WHAT IS ASKED –
Pictures aside, quote the whole listing exactly.
# # #
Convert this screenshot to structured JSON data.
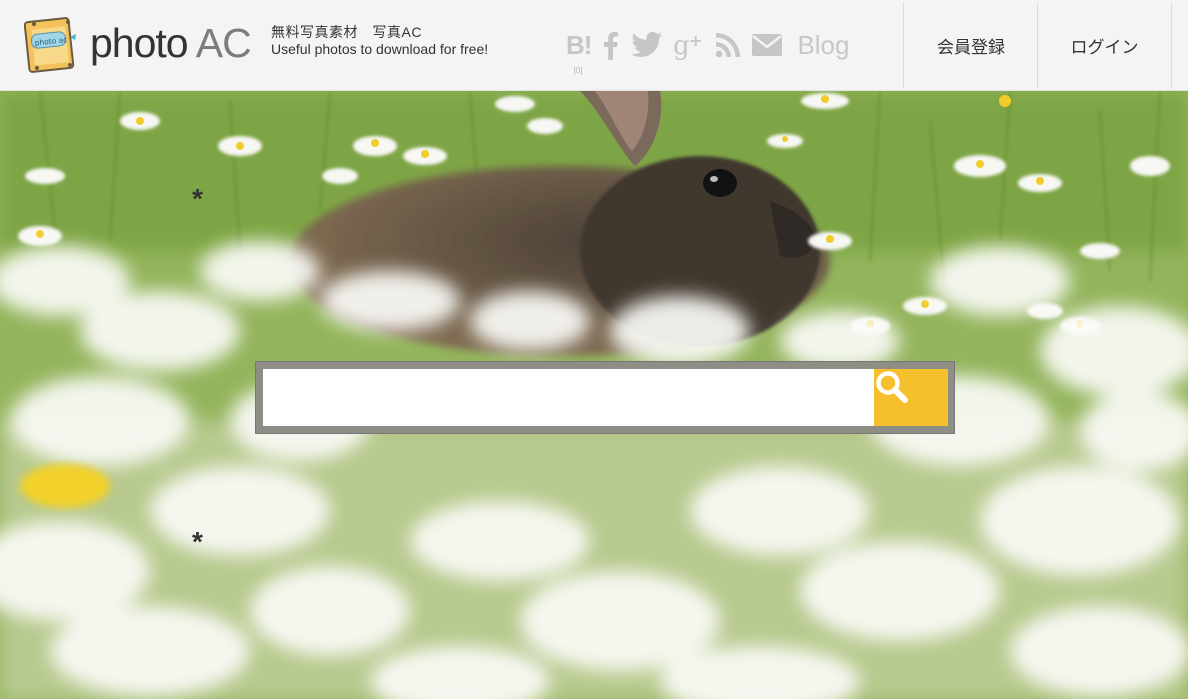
{
  "header": {
    "logo": {
      "badge_text": "photo ac",
      "word_photo": "photo",
      "word_ac": "AC"
    },
    "tagline": {
      "line1": "無料写真素材　写真AC",
      "line2": "Useful photos to download for free!"
    },
    "social": {
      "hatena_label": "B!",
      "hatena_count": "[0]",
      "icons": [
        "hatena-bookmark-icon",
        "facebook-icon",
        "twitter-icon",
        "google-plus-icon",
        "rss-icon",
        "mail-icon"
      ],
      "blog_label": "Blog"
    },
    "nav": {
      "register": "会員登録",
      "login": "ログイン"
    }
  },
  "hero": {
    "decoration_asterisk": "*",
    "search": {
      "value": "",
      "placeholder": "",
      "button_icon": "search-icon"
    }
  },
  "colors": {
    "header_bg": "#f4f4f4",
    "search_button": "#f5c02b",
    "logo_badge": "#f3c25a",
    "social_icon": "#c6c6c6"
  }
}
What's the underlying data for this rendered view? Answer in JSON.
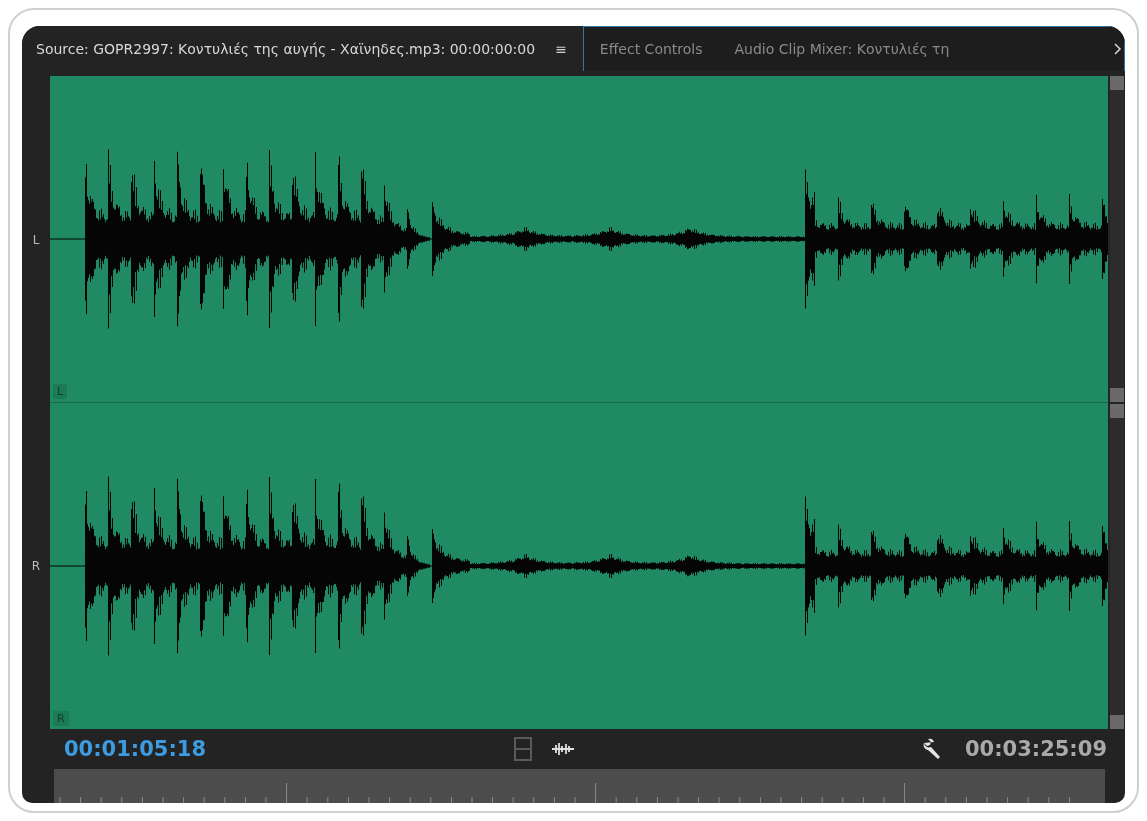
{
  "tabs": [
    {
      "label": "Source: GOPR2997: Κοντυλιές της αυγής - Χαϊνηδες.mp3: 00:00:00:00",
      "selected": true,
      "menu": "≡"
    },
    {
      "label": "Effect Controls",
      "selected": false
    },
    {
      "label": "Audio Clip Mixer: Κοντυλιές τη",
      "selected": false
    }
  ],
  "channels": [
    {
      "label": "L",
      "corner": "L"
    },
    {
      "label": "R",
      "corner": "R"
    }
  ],
  "footer": {
    "current_time": "00:01:05:18",
    "duration": "00:03:25:09"
  }
}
# # #
THE ANSWER –
Convert this screenshot to structured JSON data.
{
  "header": {
    "logo": {
      "badge_text": "photo ac",
      "word_photo": "photo",
      "word_ac": "AC"
    },
    "tagline": {
      "line1": "無料写真素材　写真AC",
      "line2": "Useful photos to download for free!"
    },
    "social": {
      "hatena_label": "B!",
      "hatena_count": "[0]",
      "icons": [
        "hatena-bookmark-icon",
        "facebook-icon",
        "twitter-icon",
        "google-plus-icon",
        "rss-icon",
        "mail-icon"
      ],
      "blog_label": "Blog"
    },
    "nav": {
      "register": "会員登録",
      "login": "ログイン"
    }
  },
  "hero": {
    "decoration_asterisk": "*",
    "search": {
      "value": "",
      "placeholder": "",
      "button_icon": "search-icon"
    }
  },
  "colors": {
    "header_bg": "#f4f4f4",
    "search_button": "#f5c02b",
    "logo_badge": "#f3c25a",
    "social_icon": "#c6c6c6"
  }
}
What's the underlying data for this rendered view? Answer in JSON.
{
  "tabs": [
    {
      "label": "Source: GOPR2997: Κοντυλιές της αυγής - Χαϊνηδες.mp3: 00:00:00:00",
      "selected": true,
      "menu": "≡"
    },
    {
      "label": "Effect Controls",
      "selected": false
    },
    {
      "label": "Audio Clip Mixer: Κοντυλιές τη",
      "selected": false
    }
  ],
  "channels": [
    {
      "label": "L",
      "corner": "L"
    },
    {
      "label": "R",
      "corner": "R"
    }
  ],
  "footer": {
    "current_time": "00:01:05:18",
    "duration": "00:03:25:09"
  }
}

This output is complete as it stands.